GOAL: Where a line in the listing below contains the word "要学要问", copy that line.
----- MATERIAL FOR THIS EXERCISE
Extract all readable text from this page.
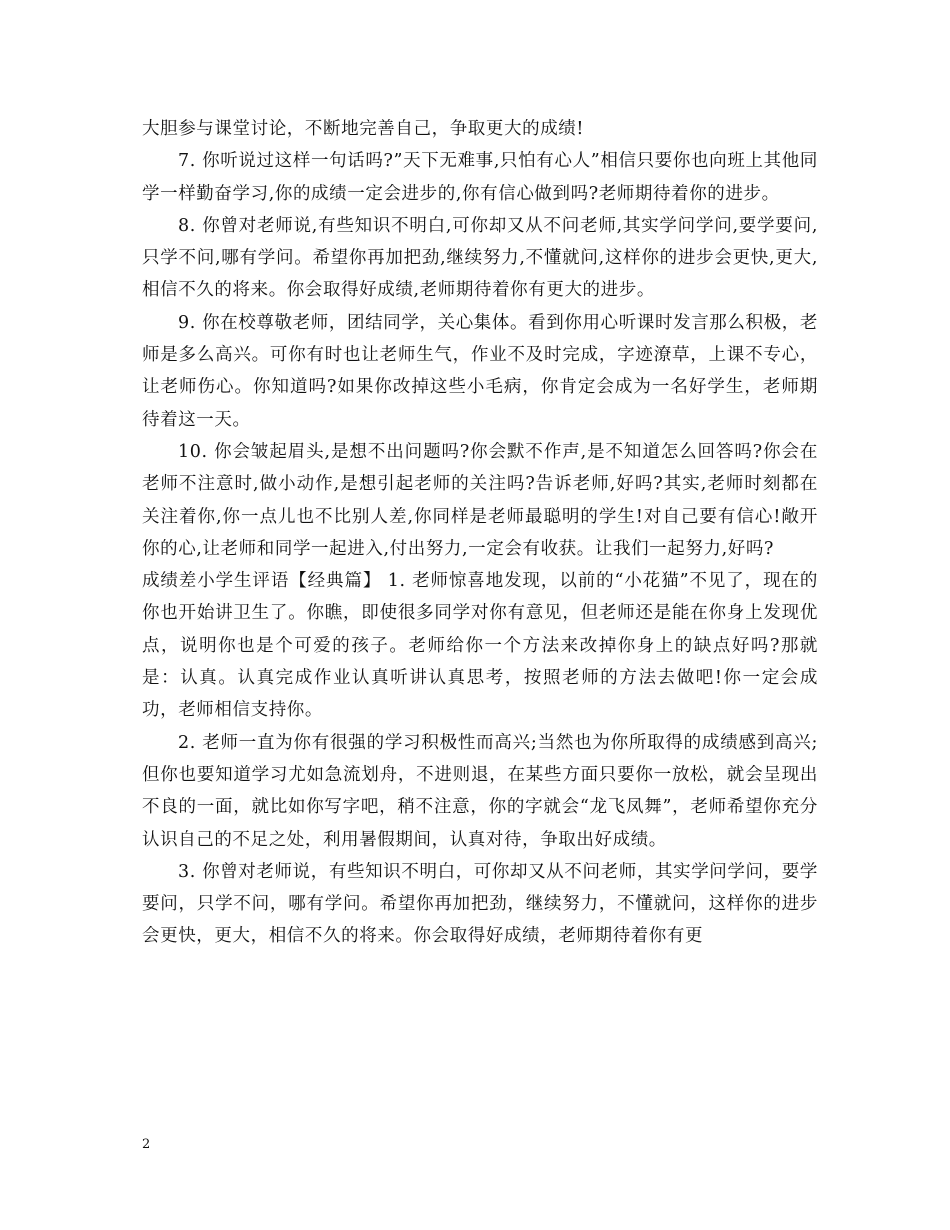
大胆参与课堂讨论，不断地完善自己，争取更大的成绩!

7. 你听说过这样一句话吗?”天下无难事,只怕有心人”相信只要你也向班上其他同学一样勤奋学习,你的成绩一定会进步的,你有信心做到吗?老师期待着你的进步。

8. 你曾对老师说,有些知识不明白,可你却又从不问老师,其实学问学问,要学要问,只学不问,哪有学问。希望你再加把劲,继续努力,不懂就问,这样你的进步会更快,更大,相信不久的将来。你会取得好成绩,老师期待着你有更大的进步。

9. 你在校尊敬老师，团结同学，关心集体。看到你用心听课时发言那么积极，老师是多么高兴。可你有时也让老师生气，作业不及时完成，字迹潦草，上课不专心，让老师伤心。你知道吗?如果你改掉这些小毛病，你肯定会成为一名好学生，老师期待着这一天。

10. 你会皱起眉头,是想不出问题吗?你会默不作声,是不知道怎么回答吗?你会在老师不注意时,做小动作,是想引起老师的关注吗?告诉老师,好吗?其实,老师时刻都在关注着你,你一点儿也不比别人差,你同样是老师最聪明的学生!对自己要有信心!敞开你的心,让老师和同学一起进入,付出努力,一定会有收获。让我们一起努力,好吗?

成绩差小学生评语【经典篇】 1. 老师惊喜地发现，以前的“小花猫”不见了，现在的你也开始讲卫生了。你瞧，即使很多同学对你有意见，但老师还是能在你身上发现优点，说明你也是个可爱的孩子。老师给你一个方法来改掉你身上的缺点好吗?那就是：认真。认真完成作业认真听讲认真思考，按照老师的方法去做吧!你一定会成功，老师相信支持你。

2. 老师一直为你有很强的学习积极性而高兴;当然也为你所取得的成绩感到高兴;但你也要知道学习尤如急流划舟，不进则退，在某些方面只要你一放松，就会呈现出不良的一面，就比如你写字吧，稍不注意，你的字就会“龙飞凤舞”，老师希望你充分认识自己的不足之处，利用暑假期间，认真对待，争取出好成绩。

3. 你曾对老师说，有些知识不明白，可你却又从不问老师，其实学问学问，要学要问，只学不问，哪有学问。希望你再加把劲，继续努力，不懂就问，这样你的进步会更快，更大，相信不久的将来。你会取得好成绩，老师期待着你有更

2
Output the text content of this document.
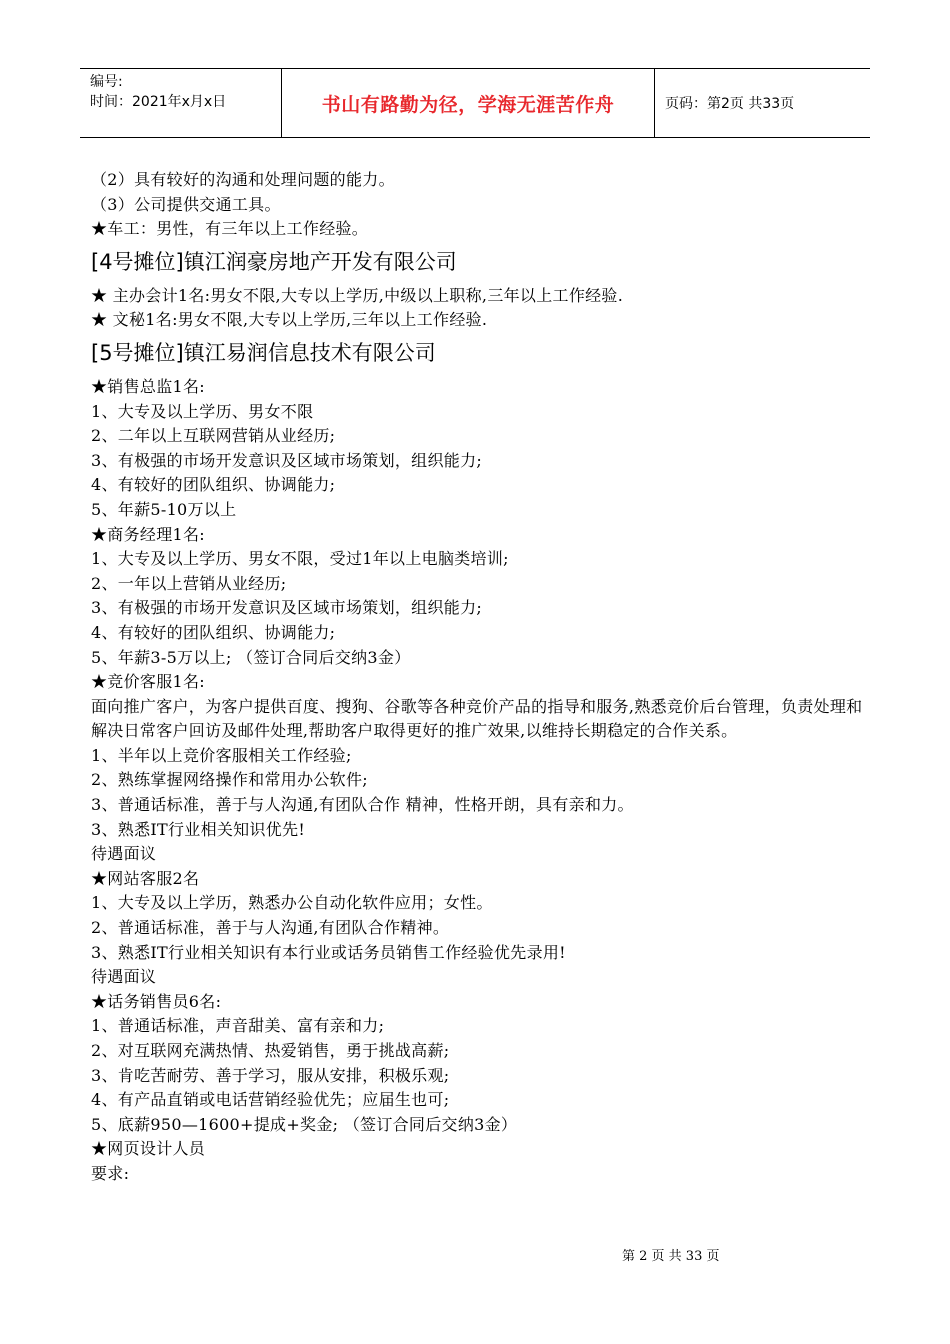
编号:
时间：2021年x月x日	书山有路勤为径，学海无涯苦作舟	页码：第2页 共33页
（2）具有较好的沟通和处理问题的能力。
（3）公司提供交通工具。
★车工：男性，有三年以上工作经验。
[4号摊位]镇江润豪房地产开发有限公司
★ 主办会计1名:男女不限,大专以上学历,中级以上职称,三年以上工作经验.
★ 文秘1名:男女不限,大专以上学历,三年以上工作经验.
[5号摊位]镇江易润信息技术有限公司
★销售总监1名:
1、大专及以上学历、男女不限
2、二年以上互联网营销从业经历;
3、有极强的市场开发意识及区域市场策划，组织能力;
4、有较好的团队组织、协调能力;
5、年薪5-10万以上
★商务经理1名:
1、大专及以上学历、男女不限，受过1年以上电脑类培训;
2、一年以上营销从业经历;
3、有极强的市场开发意识及区域市场策划，组织能力;
4、有较好的团队组织、协调能力;
5、年薪3-5万以上; （签订合同后交纳3金）
★竞价客服1名:
面向推广客户，为客户提供百度、搜狗、谷歌等各种竞价产品的指导和服务,熟悉竞价后台管理，负责处理和解决日常客户回访及邮件处理,帮助客户取得更好的推广效果,以维持长期稳定的合作关系。
1、半年以上竞价客服相关工作经验;
2、熟练掌握网络操作和常用办公软件;
3、普通话标准，善于与人沟通,有团队合作 精神，性格开朗，具有亲和力。
3、熟悉IT行业相关知识优先!
待遇面议
★网站客服2名
1、大专及以上学历，熟悉办公自动化软件应用；女性。
2、普通话标准，善于与人沟通,有团队合作精神。
3、熟悉IT行业相关知识有本行业或话务员销售工作经验优先录用!
待遇面议
★话务销售员6名:
1、普通话标准，声音甜美、富有亲和力;
2、对互联网充满热情、热爱销售，勇于挑战高薪;
3、肯吃苦耐劳、善于学习，服从安排，积极乐观;
4、有产品直销或电话营销经验优先；应届生也可;
5、底薪950—1600+提成+奖金; （签订合同后交纳3金）
★网页设计人员
要求:
第 2 页 共 33 页
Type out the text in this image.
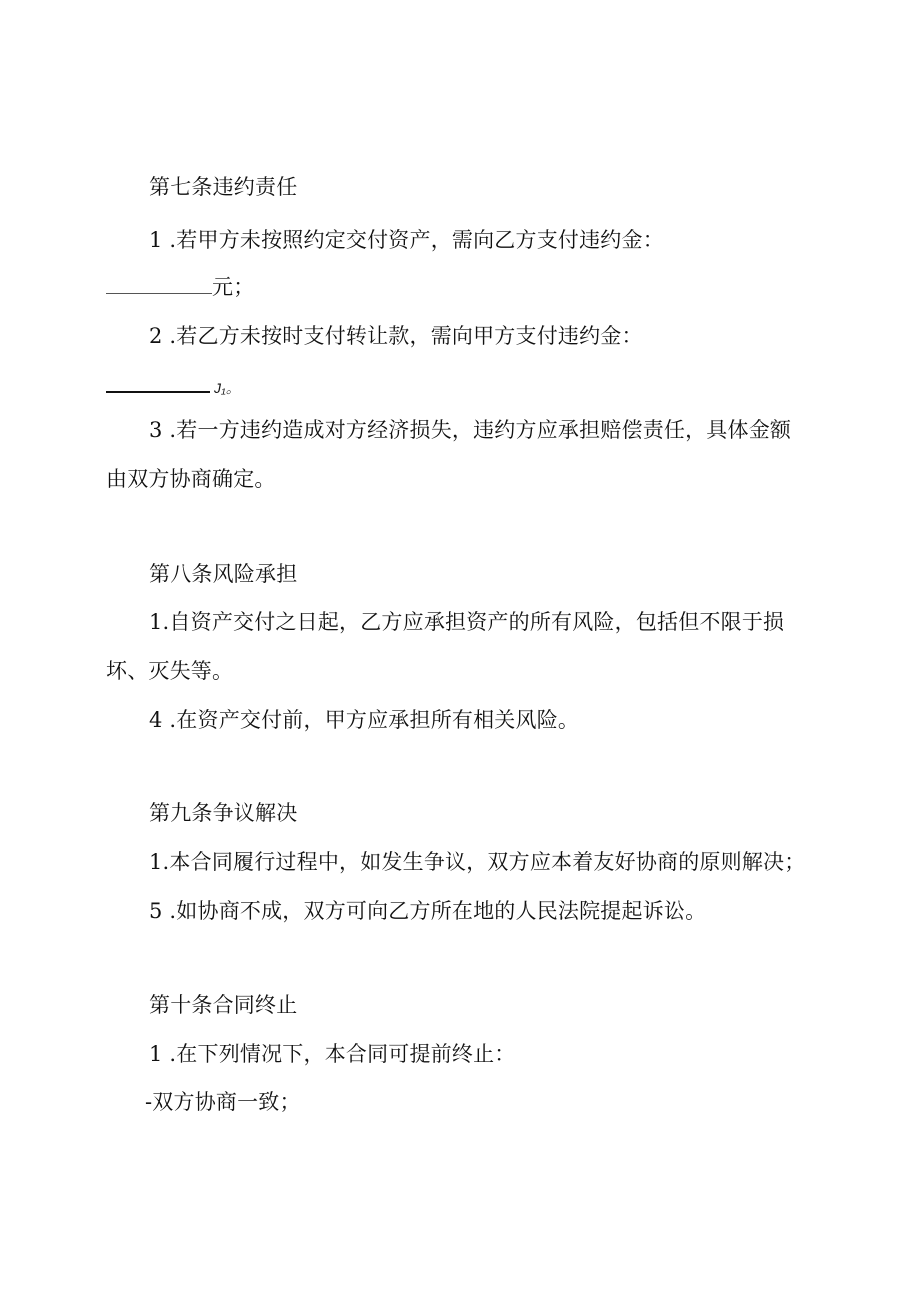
第七条违约责任
1 .若甲方未按照约定交付资产，需向乙方支付违约金：
元；
2 .若乙方未按时支付转让款，需向甲方支付违约金：
J₁。
3 .若一方违约造成对方经济损失，违约方应承担赔偿责任，具体金额
由双方协商确定。
第八条风险承担
1.自资产交付之日起，乙方应承担资产的所有风险，包括但不限于损
坏、灭失等。
4 .在资产交付前，甲方应承担所有相关风险。
第九条争议解决
1.本合同履行过程中，如发生争议，双方应本着友好协商的原则解决；
5 .如协商不成，双方可向乙方所在地的人民法院提起诉讼。
第十条合同终止
1 .在下列情况下，本合同可提前终止：
-双方协商一致；
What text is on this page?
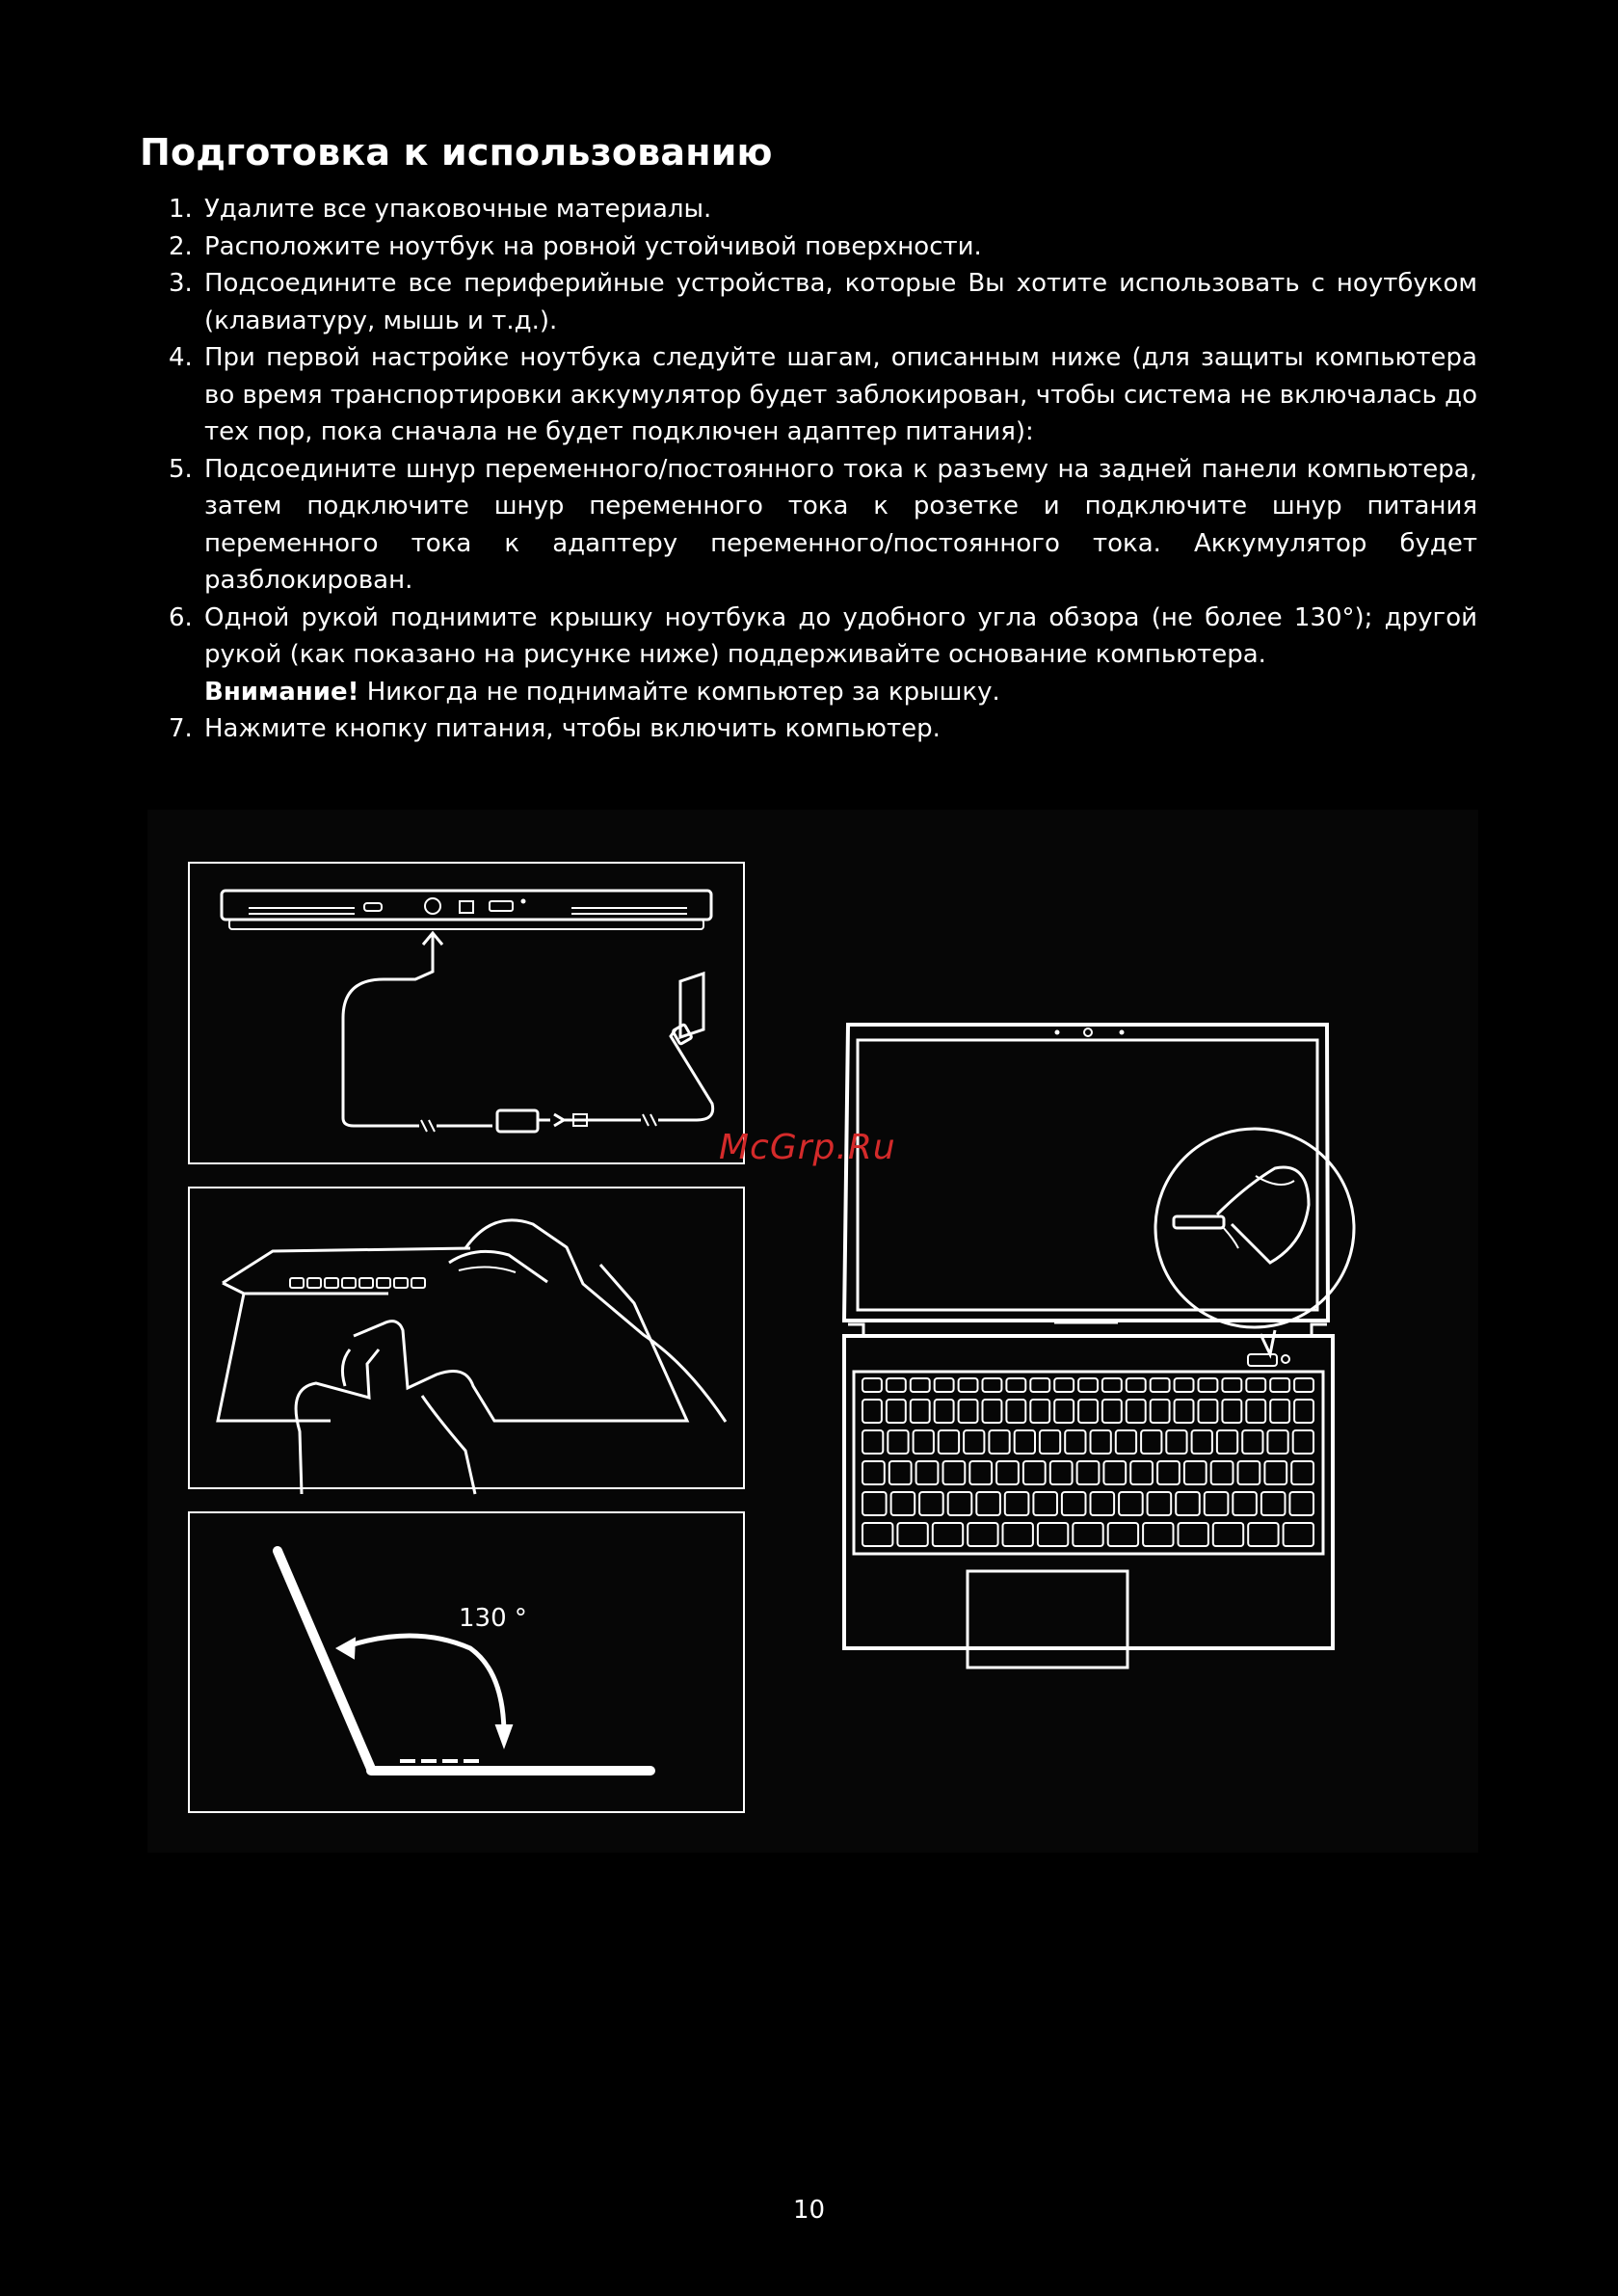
Подготовка к использованию
1. Удалите все упаковочные материалы.
2. Расположите ноутбук на ровной устойчивой поверхности.
3. Подсоедините все периферийные устройства, которые Вы хотите использовать с ноутбуком (клавиатуру, мышь и т.д.).
4. При первой настройке ноутбука следуйте шагам, описанным ниже (для защиты компьютера во время транспортировки аккумулятор будет заблокирован, чтобы система не включалась до тех пор, пока сначала не будет подключен адаптер питания):
5. Подсоедините шнур переменного/постоянного тока к разъему на задней панели компьютера, затем подключите шнур переменного тока к розетке и подключите шнур питания переменного тока к адаптеру переменного/постоянного тока. Аккумулятор будет разблокирован.
6. Одной рукой поднимите крышку ноутбука до удобного угла обзора (не более 130°); другой рукой (как показано на рисунке ниже) поддерживайте основание компьютера.
Внимание! Никогда не поднимайте компьютер за крышку.
7. Нажмите кнопку питания, чтобы включить компьютер.
130 °
McGrp.Ru
10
----------
SOLUTION TO THIS PROBLEM:
8. 你曾对老师说,有些知识不明白,可你却又从不问老师,其实学问学问,要学要问,只学不问,哪有学问。希望你再加把劲,继续努力,不懂就问,这样你的进步会更快,更大,相信不久的将来。你会取得好成绩,老师期待着你有更大的进步。
3. 你曾对老师说，有些知识不明白，可你却又从不问老师，其实学问学问，要学要问，只学不问，哪有学问。希望你再加把劲，继续努力，不懂就问，这样你的进步会更快，更大，相信不久的将来。你会取得好成绩，老师期待着你有更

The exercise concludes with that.